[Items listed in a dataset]

------------------------------------------------------------------------

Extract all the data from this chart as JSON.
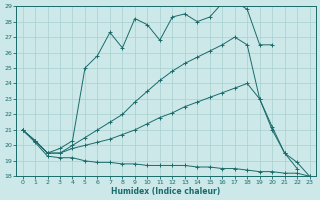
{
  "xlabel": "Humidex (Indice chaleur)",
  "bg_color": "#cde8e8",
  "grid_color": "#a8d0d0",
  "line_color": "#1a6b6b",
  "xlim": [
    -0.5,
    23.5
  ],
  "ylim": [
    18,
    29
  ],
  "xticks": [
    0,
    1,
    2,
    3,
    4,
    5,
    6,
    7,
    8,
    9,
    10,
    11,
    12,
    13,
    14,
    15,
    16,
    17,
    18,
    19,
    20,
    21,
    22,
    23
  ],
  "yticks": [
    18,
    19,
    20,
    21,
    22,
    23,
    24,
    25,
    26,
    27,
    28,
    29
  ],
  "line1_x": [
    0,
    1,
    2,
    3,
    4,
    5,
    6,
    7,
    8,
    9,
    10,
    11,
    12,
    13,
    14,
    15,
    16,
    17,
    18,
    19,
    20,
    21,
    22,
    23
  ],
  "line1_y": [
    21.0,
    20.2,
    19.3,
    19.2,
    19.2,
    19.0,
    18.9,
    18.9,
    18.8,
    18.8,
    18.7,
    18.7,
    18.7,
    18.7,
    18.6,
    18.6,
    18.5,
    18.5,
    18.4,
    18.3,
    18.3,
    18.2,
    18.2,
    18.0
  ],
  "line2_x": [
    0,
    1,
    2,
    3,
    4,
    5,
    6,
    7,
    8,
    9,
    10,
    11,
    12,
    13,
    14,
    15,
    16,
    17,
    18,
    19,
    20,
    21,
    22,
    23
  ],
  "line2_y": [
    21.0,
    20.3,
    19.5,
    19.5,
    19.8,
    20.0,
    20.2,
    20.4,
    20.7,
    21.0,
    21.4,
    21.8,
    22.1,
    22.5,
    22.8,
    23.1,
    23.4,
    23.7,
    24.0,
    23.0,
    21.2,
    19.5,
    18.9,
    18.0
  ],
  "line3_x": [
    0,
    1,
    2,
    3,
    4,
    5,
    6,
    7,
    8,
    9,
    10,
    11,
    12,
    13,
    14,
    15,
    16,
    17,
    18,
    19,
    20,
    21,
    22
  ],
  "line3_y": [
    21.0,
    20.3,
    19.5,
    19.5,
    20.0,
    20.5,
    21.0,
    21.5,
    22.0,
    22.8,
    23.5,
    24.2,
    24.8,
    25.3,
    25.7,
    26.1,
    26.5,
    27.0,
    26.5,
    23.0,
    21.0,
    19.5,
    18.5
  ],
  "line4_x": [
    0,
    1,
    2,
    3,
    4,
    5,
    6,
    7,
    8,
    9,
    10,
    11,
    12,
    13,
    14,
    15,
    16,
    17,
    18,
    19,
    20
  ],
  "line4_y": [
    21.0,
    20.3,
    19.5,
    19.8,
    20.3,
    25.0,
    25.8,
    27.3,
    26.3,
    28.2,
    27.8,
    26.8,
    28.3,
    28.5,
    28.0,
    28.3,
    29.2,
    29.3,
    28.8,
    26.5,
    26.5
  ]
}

------------------------------------------------------------------------

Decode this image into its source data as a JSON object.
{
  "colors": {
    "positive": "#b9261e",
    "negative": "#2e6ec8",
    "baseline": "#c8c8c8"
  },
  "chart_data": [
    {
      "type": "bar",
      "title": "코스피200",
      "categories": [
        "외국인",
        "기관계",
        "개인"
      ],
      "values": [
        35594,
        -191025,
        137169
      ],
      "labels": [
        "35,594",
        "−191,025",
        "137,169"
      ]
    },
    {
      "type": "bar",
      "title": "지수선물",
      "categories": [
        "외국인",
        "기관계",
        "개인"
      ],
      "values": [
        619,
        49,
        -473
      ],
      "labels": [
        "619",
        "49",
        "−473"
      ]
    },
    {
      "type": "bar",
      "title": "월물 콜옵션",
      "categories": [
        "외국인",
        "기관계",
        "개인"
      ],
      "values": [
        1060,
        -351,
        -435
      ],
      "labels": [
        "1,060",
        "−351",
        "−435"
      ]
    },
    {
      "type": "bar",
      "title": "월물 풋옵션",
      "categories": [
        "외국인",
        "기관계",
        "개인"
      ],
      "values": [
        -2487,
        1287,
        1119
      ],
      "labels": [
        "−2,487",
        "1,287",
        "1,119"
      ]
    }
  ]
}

------------------------------------------------------------------------

What is being asked | Count every line in the entries above where the word "JSON" appears; respond with the number alone.

Correct output | 2